WHAT YOU NEED TO DO: Give back the full material, exactly as it reads.

Start of DATASET EXTRACT

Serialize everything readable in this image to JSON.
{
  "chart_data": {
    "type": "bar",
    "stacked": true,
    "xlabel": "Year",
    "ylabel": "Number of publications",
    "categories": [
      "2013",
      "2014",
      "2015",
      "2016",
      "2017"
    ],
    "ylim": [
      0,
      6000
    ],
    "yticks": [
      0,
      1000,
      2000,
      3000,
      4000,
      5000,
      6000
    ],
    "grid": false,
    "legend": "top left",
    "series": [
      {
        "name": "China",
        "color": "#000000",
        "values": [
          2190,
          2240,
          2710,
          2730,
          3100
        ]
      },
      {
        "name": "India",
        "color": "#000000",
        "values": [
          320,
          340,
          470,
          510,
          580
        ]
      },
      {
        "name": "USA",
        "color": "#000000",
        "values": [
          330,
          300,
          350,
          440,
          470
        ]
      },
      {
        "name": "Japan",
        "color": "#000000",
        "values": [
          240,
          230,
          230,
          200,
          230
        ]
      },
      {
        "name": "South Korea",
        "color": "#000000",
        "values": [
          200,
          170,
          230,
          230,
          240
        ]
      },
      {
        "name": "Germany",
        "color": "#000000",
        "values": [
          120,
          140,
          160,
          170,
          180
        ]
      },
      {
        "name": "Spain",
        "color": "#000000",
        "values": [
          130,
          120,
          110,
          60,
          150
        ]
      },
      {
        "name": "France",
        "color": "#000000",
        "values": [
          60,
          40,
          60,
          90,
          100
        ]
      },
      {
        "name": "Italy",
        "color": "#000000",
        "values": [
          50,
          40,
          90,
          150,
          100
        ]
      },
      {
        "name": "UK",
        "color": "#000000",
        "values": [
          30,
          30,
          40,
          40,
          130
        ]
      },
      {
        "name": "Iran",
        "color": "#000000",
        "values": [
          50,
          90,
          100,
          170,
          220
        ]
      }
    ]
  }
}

End of DATASET EXTRACT

TASK SOLUTION:
Serialize everything readable in this image to JSON.
{
  "chart_data": {
    "type": "bar",
    "stacked": true,
    "xlabel": "Year",
    "ylabel": "Number of publications",
    "categories": [
      "2013",
      "2014",
      "2015",
      "2016",
      "2017"
    ],
    "ylim": [
      0,
      6000
    ],
    "yticks": [
      0,
      1000,
      2000,
      3000,
      4000,
      5000,
      6000
    ],
    "grid": false,
    "legend": "top left",
    "series": [
      {
        "name": "China",
        "color": "#000000",
        "values": [
          2190,
          2240,
          2710,
          2730,
          3100
        ]
      },
      {
        "name": "India",
        "color": "#000000",
        "values": [
          320,
          340,
          470,
          510,
          580
        ]
      },
      {
        "name": "USA",
        "color": "#000000",
        "values": [
          330,
          300,
          350,
          440,
          470
        ]
      },
      {
        "name": "Japan",
        "color": "#000000",
        "values": [
          240,
          230,
          230,
          200,
          230
        ]
      },
      {
        "name": "South Korea",
        "color": "#000000",
        "values": [
          200,
          170,
          230,
          230,
          240
        ]
      },
      {
        "name": "Germany",
        "color": "#000000",
        "values": [
          120,
          140,
          160,
          170,
          180
        ]
      },
      {
        "name": "Spain",
        "color": "#000000",
        "values": [
          130,
          120,
          110,
          60,
          150
        ]
      },
      {
        "name": "France",
        "color": "#000000",
        "values": [
          60,
          40,
          60,
          90,
          100
        ]
      },
      {
        "name": "Italy",
        "color": "#000000",
        "values": [
          50,
          40,
          90,
          150,
          100
        ]
      },
      {
        "name": "UK",
        "color": "#000000",
        "values": [
          30,
          30,
          40,
          40,
          130
        ]
      },
      {
        "name": "Iran",
        "color": "#000000",
        "values": [
          50,
          90,
          100,
          170,
          220
        ]
      }
    ]
  }
}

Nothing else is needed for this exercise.